» **Dataset items**:
— start —

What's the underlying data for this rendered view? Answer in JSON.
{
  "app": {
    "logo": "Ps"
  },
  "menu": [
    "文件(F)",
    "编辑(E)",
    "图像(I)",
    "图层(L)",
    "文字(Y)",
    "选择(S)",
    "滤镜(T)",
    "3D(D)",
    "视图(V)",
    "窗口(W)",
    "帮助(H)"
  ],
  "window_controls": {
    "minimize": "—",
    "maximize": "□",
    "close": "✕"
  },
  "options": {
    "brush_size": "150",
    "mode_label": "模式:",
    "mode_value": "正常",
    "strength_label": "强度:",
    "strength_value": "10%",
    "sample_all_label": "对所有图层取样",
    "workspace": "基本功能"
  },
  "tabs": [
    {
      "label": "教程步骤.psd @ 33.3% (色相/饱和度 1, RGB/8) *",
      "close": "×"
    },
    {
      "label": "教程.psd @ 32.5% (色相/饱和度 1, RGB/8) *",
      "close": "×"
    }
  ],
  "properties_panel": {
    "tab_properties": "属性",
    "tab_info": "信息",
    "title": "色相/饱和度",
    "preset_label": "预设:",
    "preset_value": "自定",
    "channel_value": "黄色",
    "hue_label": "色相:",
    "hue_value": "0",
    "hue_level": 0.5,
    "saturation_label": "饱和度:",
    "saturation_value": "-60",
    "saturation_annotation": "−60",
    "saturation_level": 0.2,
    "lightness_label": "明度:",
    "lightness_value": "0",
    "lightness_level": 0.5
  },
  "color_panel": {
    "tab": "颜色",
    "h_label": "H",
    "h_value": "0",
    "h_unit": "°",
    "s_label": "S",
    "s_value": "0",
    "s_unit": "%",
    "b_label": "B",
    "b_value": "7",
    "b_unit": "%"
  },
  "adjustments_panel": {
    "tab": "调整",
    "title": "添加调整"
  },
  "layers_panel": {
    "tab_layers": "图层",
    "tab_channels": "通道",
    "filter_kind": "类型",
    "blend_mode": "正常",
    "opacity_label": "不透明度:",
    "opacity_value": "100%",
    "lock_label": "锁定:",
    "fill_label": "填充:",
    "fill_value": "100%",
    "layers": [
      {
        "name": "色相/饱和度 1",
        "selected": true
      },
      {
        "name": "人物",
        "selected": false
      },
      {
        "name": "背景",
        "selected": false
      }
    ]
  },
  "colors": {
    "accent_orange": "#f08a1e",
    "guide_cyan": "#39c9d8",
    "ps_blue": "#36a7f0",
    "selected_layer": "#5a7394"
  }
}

— end —

» **WHAT YOU WILL DO**:
Copy out every entry again, exactly as it was given.

» **SOLUTION TO THIS TASK**:
What's the underlying data for this rendered view? Answer in JSON.
{
  "app": {
    "logo": "Ps"
  },
  "menu": [
    "文件(F)",
    "编辑(E)",
    "图像(I)",
    "图层(L)",
    "文字(Y)",
    "选择(S)",
    "滤镜(T)",
    "3D(D)",
    "视图(V)",
    "窗口(W)",
    "帮助(H)"
  ],
  "window_controls": {
    "minimize": "—",
    "maximize": "□",
    "close": "✕"
  },
  "options": {
    "brush_size": "150",
    "mode_label": "模式:",
    "mode_value": "正常",
    "strength_label": "强度:",
    "strength_value": "10%",
    "sample_all_label": "对所有图层取样",
    "workspace": "基本功能"
  },
  "tabs": [
    {
      "label": "教程步骤.psd @ 33.3% (色相/饱和度 1, RGB/8) *",
      "close": "×"
    },
    {
      "label": "教程.psd @ 32.5% (色相/饱和度 1, RGB/8) *",
      "close": "×"
    }
  ],
  "properties_panel": {
    "tab_properties": "属性",
    "tab_info": "信息",
    "title": "色相/饱和度",
    "preset_label": "预设:",
    "preset_value": "自定",
    "channel_value": "黄色",
    "hue_label": "色相:",
    "hue_value": "0",
    "hue_level": 0.5,
    "saturation_label": "饱和度:",
    "saturation_value": "-60",
    "saturation_annotation": "−60",
    "saturation_level": 0.2,
    "lightness_label": "明度:",
    "lightness_value": "0",
    "lightness_level": 0.5
  },
  "color_panel": {
    "tab": "颜色",
    "h_label": "H",
    "h_value": "0",
    "h_unit": "°",
    "s_label": "S",
    "s_value": "0",
    "s_unit": "%",
    "b_label": "B",
    "b_value": "7",
    "b_unit": "%"
  },
  "adjustments_panel": {
    "tab": "调整",
    "title": "添加调整"
  },
  "layers_panel": {
    "tab_layers": "图层",
    "tab_channels": "通道",
    "filter_kind": "类型",
    "blend_mode": "正常",
    "opacity_label": "不透明度:",
    "opacity_value": "100%",
    "lock_label": "锁定:",
    "fill_label": "填充:",
    "fill_value": "100%",
    "layers": [
      {
        "name": "色相/饱和度 1",
        "selected": true
      },
      {
        "name": "人物",
        "selected": false
      },
      {
        "name": "背景",
        "selected": false
      }
    ]
  },
  "colors": {
    "accent_orange": "#f08a1e",
    "guide_cyan": "#39c9d8",
    "ps_blue": "#36a7f0",
    "selected_layer": "#5a7394"
  }
}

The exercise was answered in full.